[PROVIDED INFORMATION]
::::::::::

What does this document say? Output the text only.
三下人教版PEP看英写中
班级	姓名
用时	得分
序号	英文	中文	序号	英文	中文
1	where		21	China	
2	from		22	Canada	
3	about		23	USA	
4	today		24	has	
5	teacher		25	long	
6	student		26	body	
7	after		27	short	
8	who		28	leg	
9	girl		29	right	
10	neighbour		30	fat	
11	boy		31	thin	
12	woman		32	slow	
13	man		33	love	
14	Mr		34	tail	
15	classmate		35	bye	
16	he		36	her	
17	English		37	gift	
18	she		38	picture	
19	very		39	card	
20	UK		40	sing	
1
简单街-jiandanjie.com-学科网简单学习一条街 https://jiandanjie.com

::::::::::

[INSTRUCTIONS FOR THE TASK] Write every line of the material above again, exactly.

[TASK OUTPUT]
What does this document say? Output the text only.
三下人教版PEP看英写中
班级	姓名
用时	得分
序号	英文	中文	序号	英文	中文
1	where		21	China	
2	from		22	Canada	
3	about		23	USA	
4	today		24	has	
5	teacher		25	long	
6	student		26	body	
7	after		27	short	
8	who		28	leg	
9	girl		29	right	
10	neighbour		30	fat	
11	boy		31	thin	
12	woman		32	slow	
13	man		33	love	
14	Mr		34	tail	
15	classmate		35	bye	
16	he		36	her	
17	English		37	gift	
18	she		38	picture	
19	very		39	card	
20	UK		40	sing	
1
简单街-jiandanjie.com-学科网简单学习一条街 https://jiandanjie.com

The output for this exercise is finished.